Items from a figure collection
___
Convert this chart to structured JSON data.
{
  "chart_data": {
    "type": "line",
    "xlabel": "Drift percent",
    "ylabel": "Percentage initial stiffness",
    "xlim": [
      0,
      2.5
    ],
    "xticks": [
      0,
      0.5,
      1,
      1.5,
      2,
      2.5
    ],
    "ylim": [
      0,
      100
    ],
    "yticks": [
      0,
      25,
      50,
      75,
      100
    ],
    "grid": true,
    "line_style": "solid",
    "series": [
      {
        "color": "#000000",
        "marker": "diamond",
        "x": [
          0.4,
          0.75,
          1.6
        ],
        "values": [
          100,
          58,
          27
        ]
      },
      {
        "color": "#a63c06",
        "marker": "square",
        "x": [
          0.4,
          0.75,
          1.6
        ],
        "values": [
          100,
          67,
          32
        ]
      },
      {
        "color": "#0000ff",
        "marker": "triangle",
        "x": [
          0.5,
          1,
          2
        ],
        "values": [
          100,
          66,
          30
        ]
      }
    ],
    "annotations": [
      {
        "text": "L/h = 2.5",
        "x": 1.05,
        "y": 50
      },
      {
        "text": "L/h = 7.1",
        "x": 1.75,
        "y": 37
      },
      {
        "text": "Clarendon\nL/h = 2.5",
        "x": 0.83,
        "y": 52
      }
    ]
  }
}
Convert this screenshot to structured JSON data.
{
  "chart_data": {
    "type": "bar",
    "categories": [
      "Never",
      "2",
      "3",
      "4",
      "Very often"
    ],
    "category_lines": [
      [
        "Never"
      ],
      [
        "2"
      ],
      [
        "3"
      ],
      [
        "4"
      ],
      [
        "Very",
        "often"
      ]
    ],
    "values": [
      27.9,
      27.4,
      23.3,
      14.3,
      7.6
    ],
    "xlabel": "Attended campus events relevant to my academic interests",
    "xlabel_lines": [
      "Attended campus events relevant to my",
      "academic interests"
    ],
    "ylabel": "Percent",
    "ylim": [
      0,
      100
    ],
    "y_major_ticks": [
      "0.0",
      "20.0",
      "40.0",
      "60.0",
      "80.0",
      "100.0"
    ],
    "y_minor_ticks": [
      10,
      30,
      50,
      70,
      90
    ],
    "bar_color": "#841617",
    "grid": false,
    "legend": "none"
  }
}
___
Your objective:
Count the lines above that contain the word "this", and give only that number.

Response to the task:
2